Your task is to give the listing below back word for word, pictures excluded.

::: Given records

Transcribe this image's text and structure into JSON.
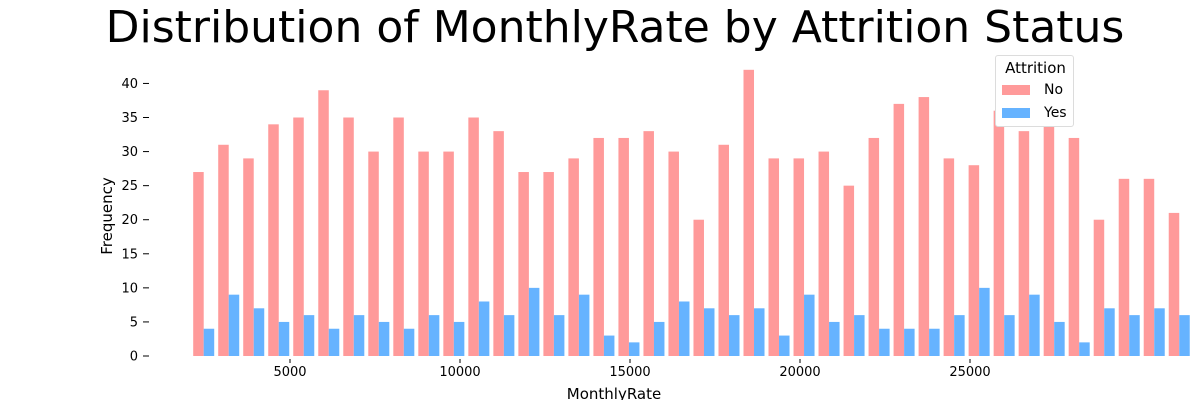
{
  "chart_data": {
    "type": "bar",
    "title": "Distribution of MonthlyRate by Attrition Status",
    "xlabel": "MonthlyRate",
    "ylabel": "Frequency",
    "xlim": [
      1500,
      27500
    ],
    "ylim": [
      0,
      43
    ],
    "x_ticks": [
      5000,
      10000,
      15000,
      20000,
      25000
    ],
    "y_ticks": [
      0,
      5,
      10,
      15,
      20,
      25,
      30,
      35,
      40
    ],
    "bin_start": 2094,
    "bin_width": 735.7,
    "grid": false,
    "legend": {
      "title": "Attrition",
      "placement": "top-right"
    },
    "series": [
      {
        "name": "No",
        "color": "#ff9a9a",
        "values": [
          27,
          31,
          29,
          34,
          35,
          39,
          35,
          30,
          35,
          30,
          30,
          35,
          33,
          27,
          27,
          29,
          32,
          32,
          33,
          30,
          20,
          31,
          42,
          29,
          29,
          30,
          25,
          32,
          37,
          38,
          29,
          28,
          36,
          33,
          36,
          32,
          20,
          26,
          26,
          21
        ]
      },
      {
        "name": "Yes",
        "color": "#66b3ff",
        "values": [
          4,
          9,
          7,
          5,
          6,
          4,
          6,
          5,
          4,
          6,
          5,
          8,
          6,
          10,
          6,
          9,
          3,
          2,
          5,
          8,
          7,
          6,
          7,
          3,
          9,
          5,
          6,
          4,
          4,
          4,
          6,
          10,
          6,
          9,
          5,
          2,
          7,
          6,
          7,
          6
        ]
      }
    ]
  }
}
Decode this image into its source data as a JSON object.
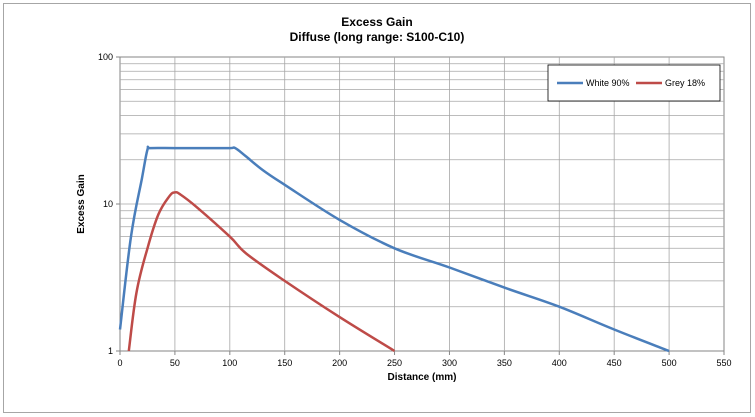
{
  "chart_data": {
    "type": "line",
    "title": "Excess Gain",
    "subtitle": "Diffuse (long range: S100-C10)",
    "xlabel": "Distance (mm)",
    "ylabel": "Excess Gain",
    "xlim": [
      0,
      550
    ],
    "ylim": [
      1,
      100
    ],
    "yscale": "log",
    "x_ticks": [
      0,
      50,
      100,
      150,
      200,
      250,
      300,
      350,
      400,
      450,
      500,
      550
    ],
    "y_ticks": [
      1,
      10,
      100
    ],
    "grid": true,
    "legend_position": "top-right",
    "series": [
      {
        "name": "White 90%",
        "color": "#4a7ebb",
        "x": [
          0,
          10,
          20,
          25,
          28,
          50,
          75,
          100,
          105,
          115,
          130,
          150,
          200,
          250,
          300,
          350,
          400,
          450,
          500
        ],
        "y": [
          1.4,
          6,
          15,
          23.5,
          24,
          24,
          24,
          24,
          24,
          21,
          17,
          13.5,
          7.8,
          5,
          3.7,
          2.7,
          2.0,
          1.4,
          1.0
        ]
      },
      {
        "name": "Grey 18%",
        "color": "#be4b48",
        "x": [
          8,
          15,
          25,
          35,
          45,
          50,
          55,
          70,
          100,
          115,
          150,
          200,
          250
        ],
        "y": [
          1.0,
          2.5,
          5,
          8.5,
          11.3,
          12,
          11.6,
          9.5,
          6,
          4.6,
          3.0,
          1.7,
          1.0
        ]
      }
    ]
  }
}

::::::

▶ **Problem solution**
Transcribe this image's text and structure into JSON.
{
  "chart_data": {
    "type": "bar",
    "title": "Distribution of MonthlyRate by Attrition Status",
    "xlabel": "MonthlyRate",
    "ylabel": "Frequency",
    "xlim": [
      1500,
      27500
    ],
    "ylim": [
      0,
      43
    ],
    "x_ticks": [
      5000,
      10000,
      15000,
      20000,
      25000
    ],
    "y_ticks": [
      0,
      5,
      10,
      15,
      20,
      25,
      30,
      35,
      40
    ],
    "bin_start": 2094,
    "bin_width": 735.7,
    "grid": false,
    "legend": {
      "title": "Attrition",
      "placement": "top-right"
    },
    "series": [
      {
        "name": "No",
        "color": "#ff9a9a",
        "values": [
          27,
          31,
          29,
          34,
          35,
          39,
          35,
          30,
          35,
          30,
          30,
          35,
          33,
          27,
          27,
          29,
          32,
          32,
          33,
          30,
          20,
          31,
          42,
          29,
          29,
          30,
          25,
          32,
          37,
          38,
          29,
          28,
          36,
          33,
          36,
          32,
          20,
          26,
          26,
          21
        ]
      },
      {
        "name": "Yes",
        "color": "#66b3ff",
        "values": [
          4,
          9,
          7,
          5,
          6,
          4,
          6,
          5,
          4,
          6,
          5,
          8,
          6,
          10,
          6,
          9,
          3,
          2,
          5,
          8,
          7,
          6,
          7,
          3,
          9,
          5,
          6,
          4,
          4,
          4,
          6,
          10,
          6,
          9,
          5,
          2,
          7,
          6,
          7,
          6
        ]
      }
    ]
  }
}
Decode this image into its source data as a JSON object.
{
  "chart_data": {
    "type": "line",
    "title": "Excess Gain",
    "subtitle": "Diffuse (long range: S100-C10)",
    "xlabel": "Distance (mm)",
    "ylabel": "Excess Gain",
    "xlim": [
      0,
      550
    ],
    "ylim": [
      1,
      100
    ],
    "yscale": "log",
    "x_ticks": [
      0,
      50,
      100,
      150,
      200,
      250,
      300,
      350,
      400,
      450,
      500,
      550
    ],
    "y_ticks": [
      1,
      10,
      100
    ],
    "grid": true,
    "legend_position": "top-right",
    "series": [
      {
        "name": "White 90%",
        "color": "#4a7ebb",
        "x": [
          0,
          10,
          20,
          25,
          28,
          50,
          75,
          100,
          105,
          115,
          130,
          150,
          200,
          250,
          300,
          350,
          400,
          450,
          500
        ],
        "y": [
          1.4,
          6,
          15,
          23.5,
          24,
          24,
          24,
          24,
          24,
          21,
          17,
          13.5,
          7.8,
          5,
          3.7,
          2.7,
          2.0,
          1.4,
          1.0
        ]
      },
      {
        "name": "Grey 18%",
        "color": "#be4b48",
        "x": [
          8,
          15,
          25,
          35,
          45,
          50,
          55,
          70,
          100,
          115,
          150,
          200,
          250
        ],
        "y": [
          1.0,
          2.5,
          5,
          8.5,
          11.3,
          12,
          11.6,
          9.5,
          6,
          4.6,
          3.0,
          1.7,
          1.0
        ]
      }
    ]
  }
}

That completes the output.